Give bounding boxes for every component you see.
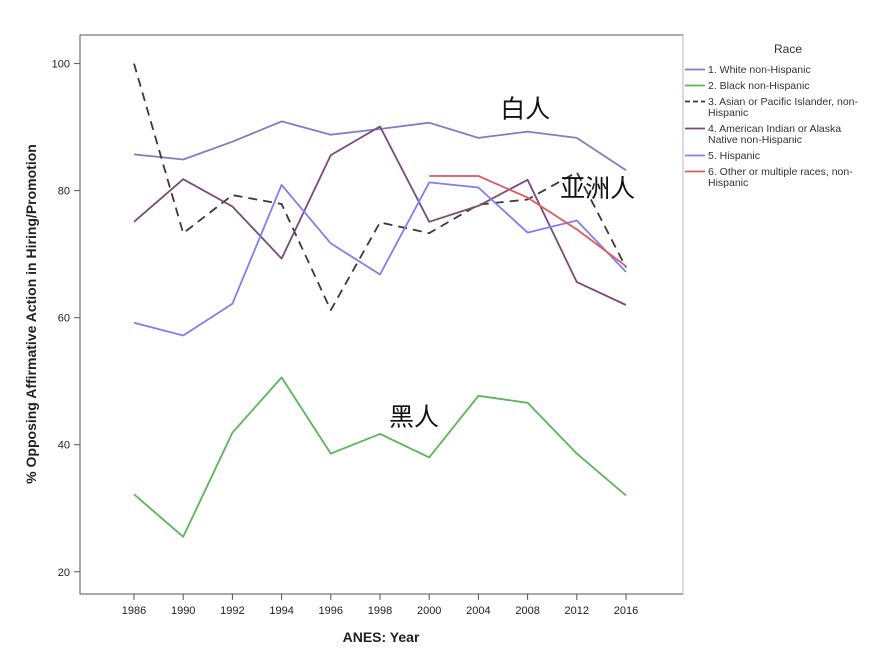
y-tick-label: 60 bbox=[58, 313, 70, 325]
legend-label: 2. Black non-Hispanic bbox=[708, 80, 810, 92]
legend: Race 1. White non-Hispanic 2. Black non-H… bbox=[685, 42, 859, 189]
annotation-label: 黑人 bbox=[389, 403, 439, 432]
series-line-1 bbox=[133, 120, 627, 172]
x-axis: 1986 1990 1992 1994 1996 1998 2000 2004 2008 2012… bbox=[122, 594, 638, 617]
annotation-label: 亚洲人 bbox=[560, 174, 635, 203]
series-line-6 bbox=[429, 175, 627, 267]
x-tick-label: 1986 bbox=[122, 605, 146, 617]
legend-title: Race bbox=[774, 42, 802, 56]
legend-label: 3. Asian or Pacific Islander, non-Hispan… bbox=[708, 96, 859, 119]
legend-label: 5. Hispanic bbox=[708, 150, 760, 162]
legend-label: 1. White non-Hispanic bbox=[708, 64, 811, 76]
plot-area-frame bbox=[79, 34, 684, 595]
x-tick-label: 2004 bbox=[466, 605, 490, 617]
series-line-3 bbox=[133, 63, 627, 312]
x-tick-label: 2016 bbox=[614, 605, 638, 617]
y-tick-label: 40 bbox=[58, 440, 70, 452]
y-axis: 20 40 60 80 100 bbox=[52, 59, 80, 579]
series-line-2 bbox=[133, 376, 627, 538]
series-line-4 bbox=[133, 125, 627, 306]
x-tick-label: 1998 bbox=[368, 605, 392, 617]
legend-label: 6. Other or multiple races, non-Hispanic bbox=[708, 166, 853, 189]
y-axis-title: % Opposing Affirmative Action in Hiring/… bbox=[23, 144, 39, 484]
x-axis-title: ANES: Year bbox=[343, 629, 420, 645]
y-tick-label: 20 bbox=[58, 567, 70, 579]
y-tick-label: 100 bbox=[52, 59, 70, 71]
x-tick-label: 2012 bbox=[565, 605, 589, 617]
x-tick-label: 2000 bbox=[417, 605, 441, 617]
x-tick-label: 1990 bbox=[171, 605, 195, 617]
annotation-label: 白人 bbox=[500, 95, 550, 124]
series-layer bbox=[133, 63, 627, 538]
series-line-5 bbox=[133, 181, 627, 337]
x-tick-label: 1996 bbox=[319, 605, 343, 617]
x-tick-label: 2008 bbox=[515, 605, 539, 617]
x-tick-label: 1994 bbox=[269, 605, 293, 617]
legend-label: 4. American Indian or Alaska Native non-H… bbox=[708, 123, 841, 146]
x-tick-label: 1992 bbox=[220, 605, 244, 617]
y-tick-label: 80 bbox=[58, 186, 70, 198]
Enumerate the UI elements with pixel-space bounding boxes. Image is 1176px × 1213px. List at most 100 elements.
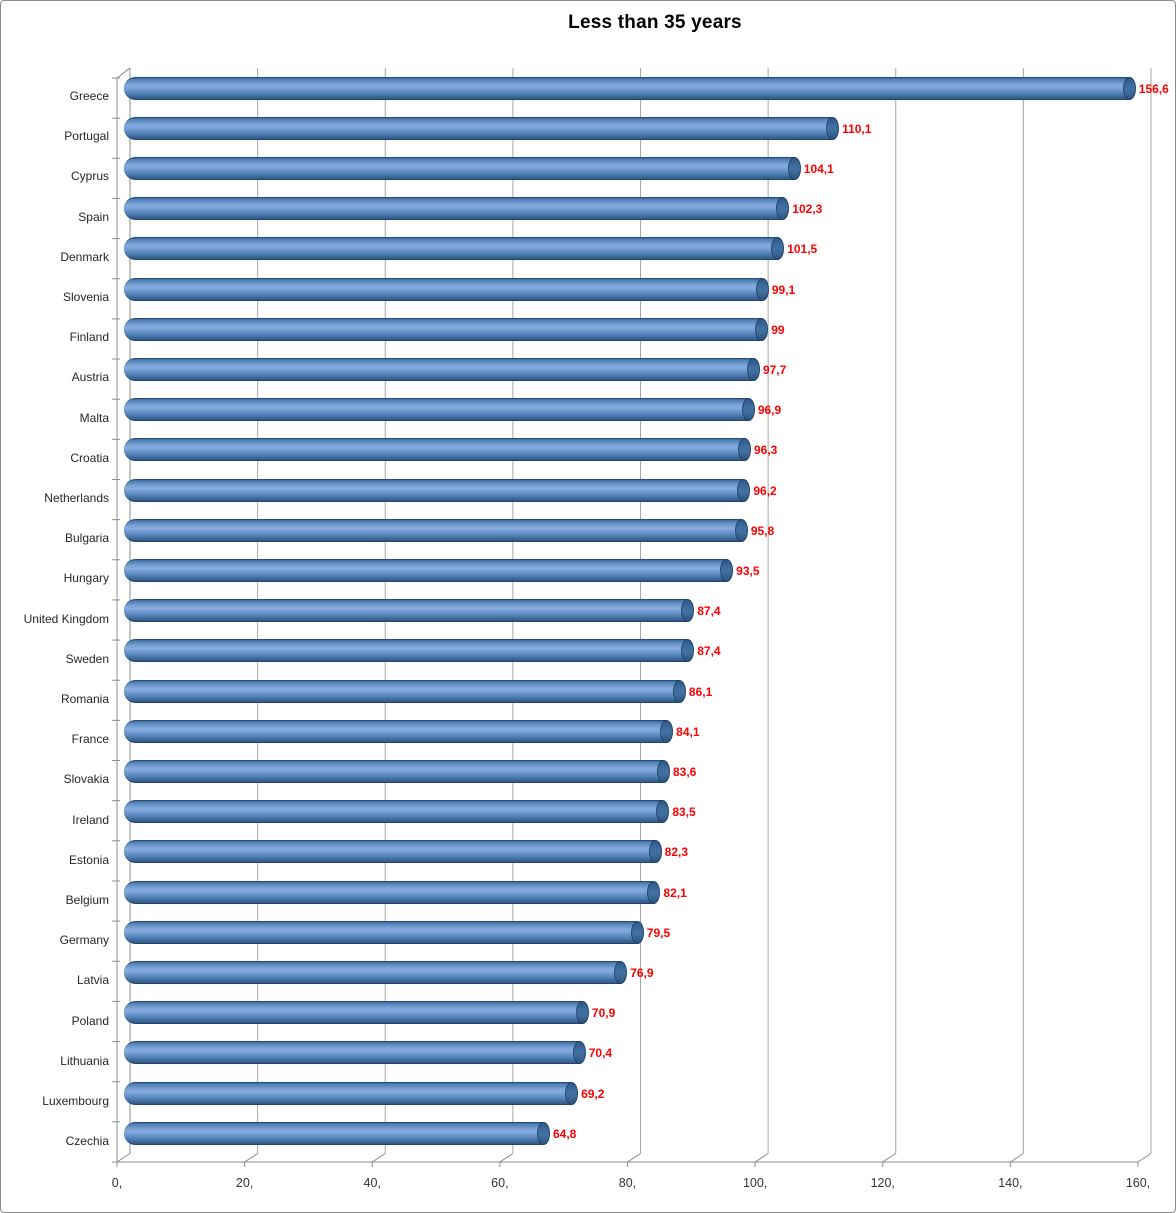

• _Job_
Reproduce the records starting at the line containing "y-tick-label: 60 bbox=[58, 313, 70, 325]" and ending at the line containing "y-axis: 20 40", substituting "legend-entry" for every occurrence of "legend-label" and leaving all else unchanged.

• _Finished task_
y-tick-label: 60 bbox=[58, 313, 70, 325]
legend-entry: 2. Black non-Hispanic bbox=[708, 80, 810, 92]
legend: Race 1. White non-Hispanic 2. Black non-H… bbox=[685, 42, 859, 189]
annotation-label: 黑人 bbox=[389, 403, 439, 432]
series-line-1 bbox=[133, 120, 627, 172]
x-axis: 1986 1990 1992 1994 1996 1998 2000 2004 2008 2012… bbox=[122, 594, 638, 617]
annotation-label: 亚洲人 bbox=[560, 174, 635, 203]
series-line-6 bbox=[429, 175, 627, 267]
x-tick-label: 1986 bbox=[122, 605, 146, 617]
legend-title: Race bbox=[774, 42, 802, 56]
legend-entry: 3. Asian or Pacific Islander, non-Hispan… bbox=[708, 96, 859, 119]
legend-entry: 5. Hispanic bbox=[708, 150, 760, 162]
legend-entry: 1. White non-Hispanic bbox=[708, 64, 811, 76]
plot-area-frame bbox=[79, 34, 684, 595]
x-tick-label: 2004 bbox=[466, 605, 490, 617]
series-line-3 bbox=[133, 63, 627, 312]
x-tick-label: 2016 bbox=[614, 605, 638, 617]
y-tick-label: 40 bbox=[58, 440, 70, 452]
y-axis: 20 40 60 80 100 bbox=[52, 59, 80, 579]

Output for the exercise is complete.